Your goal. From the listing below, pick out each line with the word "JSON".

----

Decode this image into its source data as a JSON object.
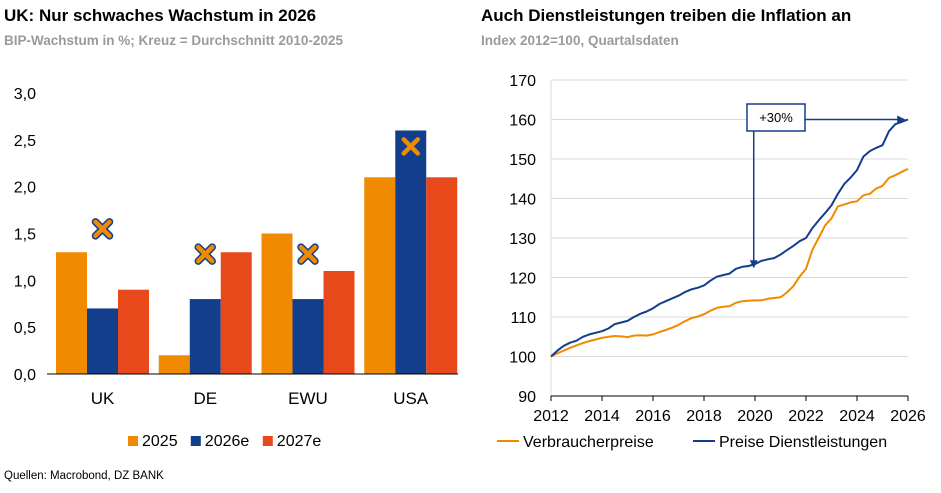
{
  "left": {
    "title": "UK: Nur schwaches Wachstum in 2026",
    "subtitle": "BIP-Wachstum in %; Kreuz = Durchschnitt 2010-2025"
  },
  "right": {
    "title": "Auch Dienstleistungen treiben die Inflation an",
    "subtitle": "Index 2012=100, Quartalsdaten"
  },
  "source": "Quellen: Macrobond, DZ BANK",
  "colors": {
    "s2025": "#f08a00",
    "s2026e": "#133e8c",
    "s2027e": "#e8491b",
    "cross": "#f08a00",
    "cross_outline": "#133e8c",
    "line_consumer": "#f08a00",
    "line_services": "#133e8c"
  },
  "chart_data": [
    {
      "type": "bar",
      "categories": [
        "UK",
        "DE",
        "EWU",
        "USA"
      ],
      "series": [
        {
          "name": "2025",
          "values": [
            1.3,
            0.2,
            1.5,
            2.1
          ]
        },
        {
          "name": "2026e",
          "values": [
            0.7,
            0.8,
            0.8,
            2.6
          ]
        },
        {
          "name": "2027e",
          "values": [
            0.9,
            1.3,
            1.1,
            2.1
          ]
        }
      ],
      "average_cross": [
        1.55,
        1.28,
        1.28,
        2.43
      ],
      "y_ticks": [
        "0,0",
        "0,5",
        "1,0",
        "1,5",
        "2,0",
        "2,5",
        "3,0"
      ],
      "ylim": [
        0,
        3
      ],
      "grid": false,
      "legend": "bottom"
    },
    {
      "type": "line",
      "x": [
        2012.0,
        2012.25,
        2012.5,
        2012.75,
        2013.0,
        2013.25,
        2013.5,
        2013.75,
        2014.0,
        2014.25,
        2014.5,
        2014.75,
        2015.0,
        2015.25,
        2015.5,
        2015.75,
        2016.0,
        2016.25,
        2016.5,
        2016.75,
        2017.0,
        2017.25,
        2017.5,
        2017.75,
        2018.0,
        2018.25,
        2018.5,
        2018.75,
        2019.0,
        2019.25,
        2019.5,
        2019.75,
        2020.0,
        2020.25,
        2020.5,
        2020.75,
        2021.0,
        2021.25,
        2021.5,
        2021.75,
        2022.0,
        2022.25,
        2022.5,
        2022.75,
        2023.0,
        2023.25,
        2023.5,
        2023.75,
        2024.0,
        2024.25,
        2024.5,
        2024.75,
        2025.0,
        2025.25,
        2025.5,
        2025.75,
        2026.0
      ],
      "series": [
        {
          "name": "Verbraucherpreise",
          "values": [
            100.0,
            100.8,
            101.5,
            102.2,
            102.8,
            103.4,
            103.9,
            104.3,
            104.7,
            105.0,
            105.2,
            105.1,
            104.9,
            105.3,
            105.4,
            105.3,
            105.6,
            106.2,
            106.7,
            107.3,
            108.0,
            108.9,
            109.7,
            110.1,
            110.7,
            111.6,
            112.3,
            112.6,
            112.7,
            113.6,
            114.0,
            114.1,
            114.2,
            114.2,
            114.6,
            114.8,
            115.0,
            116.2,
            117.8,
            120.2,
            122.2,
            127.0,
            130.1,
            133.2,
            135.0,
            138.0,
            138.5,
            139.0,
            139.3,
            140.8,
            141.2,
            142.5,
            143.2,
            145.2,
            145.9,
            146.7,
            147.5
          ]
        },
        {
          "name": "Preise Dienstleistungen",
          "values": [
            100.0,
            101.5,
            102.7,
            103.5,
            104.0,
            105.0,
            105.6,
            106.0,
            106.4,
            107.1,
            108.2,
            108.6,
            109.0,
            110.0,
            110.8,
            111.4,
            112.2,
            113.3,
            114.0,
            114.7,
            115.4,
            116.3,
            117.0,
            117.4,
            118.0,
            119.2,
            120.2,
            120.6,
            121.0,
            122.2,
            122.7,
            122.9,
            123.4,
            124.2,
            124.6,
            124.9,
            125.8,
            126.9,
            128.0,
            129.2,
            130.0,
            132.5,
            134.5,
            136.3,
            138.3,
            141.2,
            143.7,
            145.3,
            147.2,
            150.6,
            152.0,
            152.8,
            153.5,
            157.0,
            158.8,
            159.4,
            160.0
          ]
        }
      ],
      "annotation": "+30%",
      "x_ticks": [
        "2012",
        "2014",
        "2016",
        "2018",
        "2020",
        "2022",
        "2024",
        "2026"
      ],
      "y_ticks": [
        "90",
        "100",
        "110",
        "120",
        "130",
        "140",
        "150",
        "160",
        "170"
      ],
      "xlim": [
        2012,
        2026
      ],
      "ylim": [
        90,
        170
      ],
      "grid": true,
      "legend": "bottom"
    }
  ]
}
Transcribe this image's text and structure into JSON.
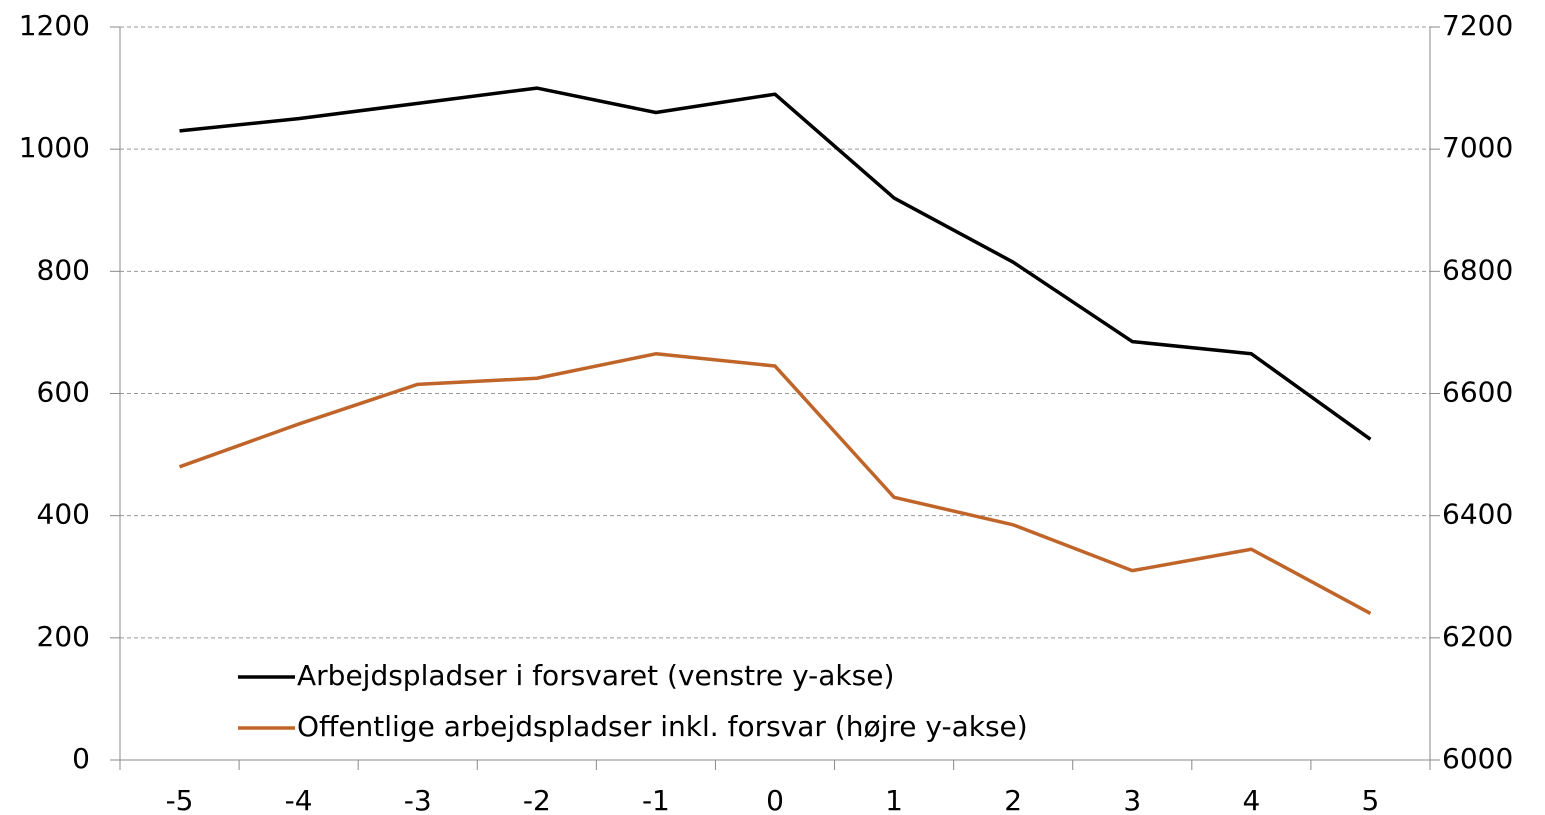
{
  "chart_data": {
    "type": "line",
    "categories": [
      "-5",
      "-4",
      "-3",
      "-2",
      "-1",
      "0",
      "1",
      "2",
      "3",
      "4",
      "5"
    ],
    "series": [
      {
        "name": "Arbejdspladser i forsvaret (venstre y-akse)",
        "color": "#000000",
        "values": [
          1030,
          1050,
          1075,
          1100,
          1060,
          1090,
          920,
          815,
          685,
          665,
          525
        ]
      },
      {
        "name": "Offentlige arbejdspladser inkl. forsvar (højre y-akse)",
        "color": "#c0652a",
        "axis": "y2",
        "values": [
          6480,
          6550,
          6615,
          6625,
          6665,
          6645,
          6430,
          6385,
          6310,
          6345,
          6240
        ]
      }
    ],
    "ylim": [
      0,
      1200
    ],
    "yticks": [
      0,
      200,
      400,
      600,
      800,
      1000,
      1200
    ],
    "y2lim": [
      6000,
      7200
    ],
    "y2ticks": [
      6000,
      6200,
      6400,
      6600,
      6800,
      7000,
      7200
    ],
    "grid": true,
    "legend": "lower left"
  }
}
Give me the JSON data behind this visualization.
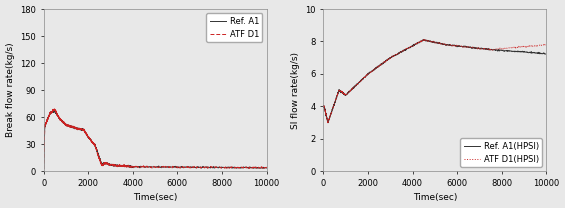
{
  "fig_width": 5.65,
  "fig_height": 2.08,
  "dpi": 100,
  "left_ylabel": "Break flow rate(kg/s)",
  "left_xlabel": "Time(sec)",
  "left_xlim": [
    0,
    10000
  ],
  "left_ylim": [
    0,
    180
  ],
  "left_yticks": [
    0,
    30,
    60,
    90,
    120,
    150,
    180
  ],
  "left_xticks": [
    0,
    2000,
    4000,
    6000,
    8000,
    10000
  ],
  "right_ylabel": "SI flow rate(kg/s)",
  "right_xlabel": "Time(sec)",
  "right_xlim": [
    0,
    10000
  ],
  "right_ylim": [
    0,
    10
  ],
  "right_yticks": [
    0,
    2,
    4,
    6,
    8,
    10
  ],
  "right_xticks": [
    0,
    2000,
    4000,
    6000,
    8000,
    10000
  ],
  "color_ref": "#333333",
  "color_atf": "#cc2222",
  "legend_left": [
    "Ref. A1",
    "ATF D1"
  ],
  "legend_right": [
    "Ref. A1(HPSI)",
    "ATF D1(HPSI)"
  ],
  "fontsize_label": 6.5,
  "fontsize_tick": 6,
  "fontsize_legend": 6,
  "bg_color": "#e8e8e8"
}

----

Finished answer.
Decode this image into its source data as a JSON object.
Transcribe this image's text and structure into JSON.
Give me the JSON data behind this visualization.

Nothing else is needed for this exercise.